* ENTRIES *
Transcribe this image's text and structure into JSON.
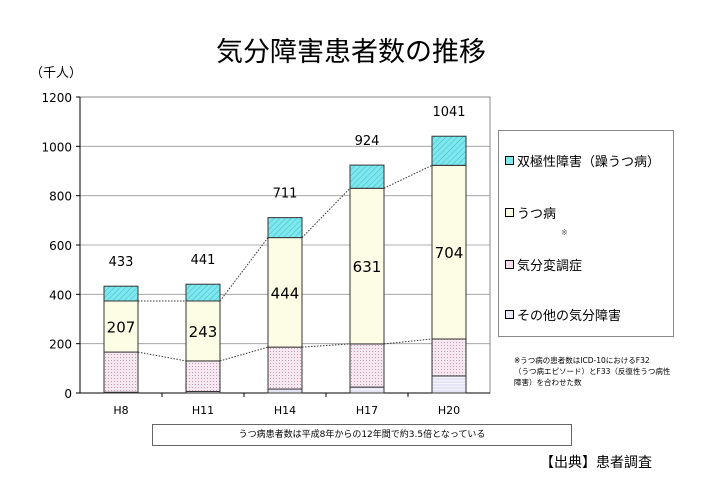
{
  "chart_data": {
    "type": "bar",
    "stacked": true,
    "title": "気分障害患者数の推移",
    "ylabel": "（千人）",
    "ylim": [
      0,
      1200
    ],
    "yticks": [
      0,
      200,
      400,
      600,
      800,
      1000,
      1200
    ],
    "grid": true,
    "legend_position": "right",
    "categories": [
      "H8",
      "H11",
      "H14",
      "H17",
      "H20"
    ],
    "series": [
      {
        "name": "その他の気分障害",
        "values": [
          3,
          6,
          16,
          24,
          69
        ],
        "color": "#e8e8f8"
      },
      {
        "name": "気分変調症",
        "values": [
          163,
          124,
          170,
          175,
          150
        ],
        "color": "#f0dcea"
      },
      {
        "name": "うつ病",
        "values": [
          207,
          243,
          444,
          631,
          704
        ],
        "color": "#fdfde6"
      },
      {
        "name": "双極性障害（躁うつ病）",
        "values": [
          60,
          68,
          81,
          94,
          118
        ],
        "color": "#7fe8ee"
      }
    ],
    "totals": [
      433,
      441,
      711,
      924,
      1041
    ],
    "depression_labels": [
      "207",
      "243",
      "444",
      "631",
      "704"
    ],
    "total_labels": [
      "433",
      "441",
      "711",
      "924",
      "1041"
    ],
    "legend_order": [
      "双極性障害（躁うつ病）",
      "うつ病",
      "気分変調症",
      "その他の気分障害"
    ],
    "legend_note": "※"
  },
  "footnote": [
    "※うつ病の患者数はICD-10におけるF32",
    "（うつ病エピソード）とF33（反復性うつ病性",
    "障害）を合わせた数"
  ],
  "summary_note": "うつ病患者数は平成8年からの12年間で約3.5倍となっている",
  "source": "【出典】患者調査"
}
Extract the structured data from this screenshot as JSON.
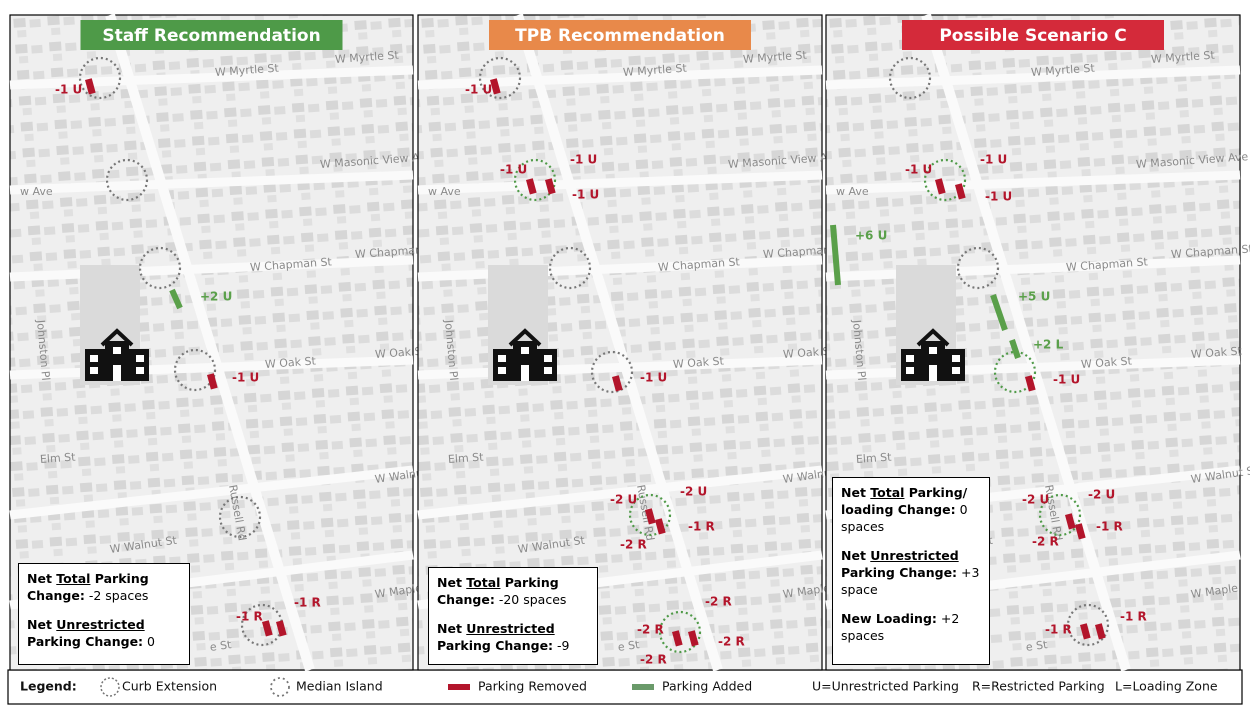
{
  "map_streets": [
    "W Myrtle St",
    "W Myrtle St",
    "W Masonic View Ave",
    "w Ave",
    "W Chapman St",
    "W Chapman St",
    "Johnston Pl",
    "W Oak St",
    "W Oak St",
    "Elm St",
    "Russell Rd",
    "W Walnut St",
    "W Walnut St",
    "W Maple",
    "e St"
  ],
  "panels": [
    {
      "title": "Staff Recommendation",
      "color": "#4e9a48",
      "labels": [
        "-1 U",
        "+2 U",
        "-1 U",
        "-1 R",
        "-1 R"
      ],
      "summary": [
        {
          "pre": "Net",
          "underlined": "Total",
          "label": "Parking Change:",
          "value": "-2 spaces"
        },
        {
          "pre": "Net",
          "underlined": "Unrestricted",
          "label": "Parking Change:",
          "value": "0"
        }
      ]
    },
    {
      "title": "TPB Recommendation",
      "color": "#e8894a",
      "labels": [
        "-1 U",
        "-1 U",
        "-1 U",
        "-1 U",
        "-1 U",
        "-2 U",
        "-2 U",
        "-1 R",
        "-2 R",
        "-2 R",
        "-2 R",
        "-2 R",
        "-2 R"
      ],
      "summary": [
        {
          "pre": "Net",
          "underlined": "Total",
          "label": "Parking Change:",
          "value": "-20 spaces"
        },
        {
          "pre": "Net",
          "underlined": "Unrestricted",
          "label": "Parking Change:",
          "value": "-9"
        }
      ]
    },
    {
      "title": "Possible Scenario C",
      "color": "#d42a3a",
      "labels": [
        "-1 U",
        "-1 U",
        "-1 U",
        "+6 U",
        "+5 U",
        "+2 L",
        "-1 U",
        "-2 U",
        "-2 U",
        "-1 R",
        "-2 R",
        "-1 R",
        "-1 R"
      ],
      "summary": [
        {
          "pre": "Net",
          "underlined": "Total",
          "label": "Parking/ loading Change:",
          "value": "0 spaces"
        },
        {
          "pre": "Net",
          "underlined": "Unrestricted",
          "label": "Parking Change:",
          "value": "+3 space"
        },
        {
          "label": "New Loading:",
          "value": "+2 spaces"
        }
      ]
    }
  ],
  "legend": {
    "title": "Legend:",
    "items": [
      "Curb Extension",
      "Median Island",
      "Parking Removed",
      "Parking Added"
    ],
    "keys": [
      "U=Unrestricted Parking",
      "R=Restricted Parking",
      "L=Loading Zone"
    ]
  }
}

* WHAT YOU WILL DO *
Above are records to transcribe exactly; leave their pictures out.

* COMPLETED TASK *
Transcribe this image's text and structure into JSON.
{
  "chart_data": {
    "type": "bar",
    "stacked": true,
    "title": "気分障害患者数の推移",
    "ylabel": "（千人）",
    "ylim": [
      0,
      1200
    ],
    "yticks": [
      0,
      200,
      400,
      600,
      800,
      1000,
      1200
    ],
    "grid": true,
    "legend_position": "right",
    "categories": [
      "H8",
      "H11",
      "H14",
      "H17",
      "H20"
    ],
    "series": [
      {
        "name": "その他の気分障害",
        "values": [
          3,
          6,
          16,
          24,
          69
        ],
        "color": "#e8e8f8"
      },
      {
        "name": "気分変調症",
        "values": [
          163,
          124,
          170,
          175,
          150
        ],
        "color": "#f0dcea"
      },
      {
        "name": "うつ病",
        "values": [
          207,
          243,
          444,
          631,
          704
        ],
        "color": "#fdfde6"
      },
      {
        "name": "双極性障害（躁うつ病）",
        "values": [
          60,
          68,
          81,
          94,
          118
        ],
        "color": "#7fe8ee"
      }
    ],
    "totals": [
      433,
      441,
      711,
      924,
      1041
    ],
    "depression_labels": [
      "207",
      "243",
      "444",
      "631",
      "704"
    ],
    "total_labels": [
      "433",
      "441",
      "711",
      "924",
      "1041"
    ],
    "legend_order": [
      "双極性障害（躁うつ病）",
      "うつ病",
      "気分変調症",
      "その他の気分障害"
    ],
    "legend_note": "※"
  },
  "footnote": [
    "※うつ病の患者数はICD-10におけるF32",
    "（うつ病エピソード）とF33（反復性うつ病性",
    "障害）を合わせた数"
  ],
  "summary_note": "うつ病患者数は平成8年からの12年間で約3.5倍となっている",
  "source": "【出典】患者調査"
}
Extract the structured data from this screenshot as JSON.
{
  "map_streets": [
    "W Myrtle St",
    "W Myrtle St",
    "W Masonic View Ave",
    "w Ave",
    "W Chapman St",
    "W Chapman St",
    "Johnston Pl",
    "W Oak St",
    "W Oak St",
    "Elm St",
    "Russell Rd",
    "W Walnut St",
    "W Walnut St",
    "W Maple",
    "e St"
  ],
  "panels": [
    {
      "title": "Staff Recommendation",
      "color": "#4e9a48",
      "labels": [
        "-1 U",
        "+2 U",
        "-1 U",
        "-1 R",
        "-1 R"
      ],
      "summary": [
        {
          "pre": "Net",
          "underlined": "Total",
          "label": "Parking Change:",
          "value": "-2 spaces"
        },
        {
          "pre": "Net",
          "underlined": "Unrestricted",
          "label": "Parking Change:",
          "value": "0"
        }
      ]
    },
    {
      "title": "TPB Recommendation",
      "color": "#e8894a",
      "labels": [
        "-1 U",
        "-1 U",
        "-1 U",
        "-1 U",
        "-1 U",
        "-2 U",
        "-2 U",
        "-1 R",
        "-2 R",
        "-2 R",
        "-2 R",
        "-2 R",
        "-2 R"
      ],
      "summary": [
        {
          "pre": "Net",
          "underlined": "Total",
          "label": "Parking Change:",
          "value": "-20 spaces"
        },
        {
          "pre": "Net",
          "underlined": "Unrestricted",
          "label": "Parking Change:",
          "value": "-9"
        }
      ]
    },
    {
      "title": "Possible Scenario C",
      "color": "#d42a3a",
      "labels": [
        "-1 U",
        "-1 U",
        "-1 U",
        "+6 U",
        "+5 U",
        "+2 L",
        "-1 U",
        "-2 U",
        "-2 U",
        "-1 R",
        "-2 R",
        "-1 R",
        "-1 R"
      ],
      "summary": [
        {
          "pre": "Net",
          "underlined": "Total",
          "label": "Parking/ loading Change:",
          "value": "0 spaces"
        },
        {
          "pre": "Net",
          "underlined": "Unrestricted",
          "label": "Parking Change:",
          "value": "+3 space"
        },
        {
          "label": "New Loading:",
          "value": "+2 spaces"
        }
      ]
    }
  ],
  "legend": {
    "title": "Legend:",
    "items": [
      "Curb Extension",
      "Median Island",
      "Parking Removed",
      "Parking Added"
    ],
    "keys": [
      "U=Unrestricted Parking",
      "R=Restricted Parking",
      "L=Loading Zone"
    ]
  }
}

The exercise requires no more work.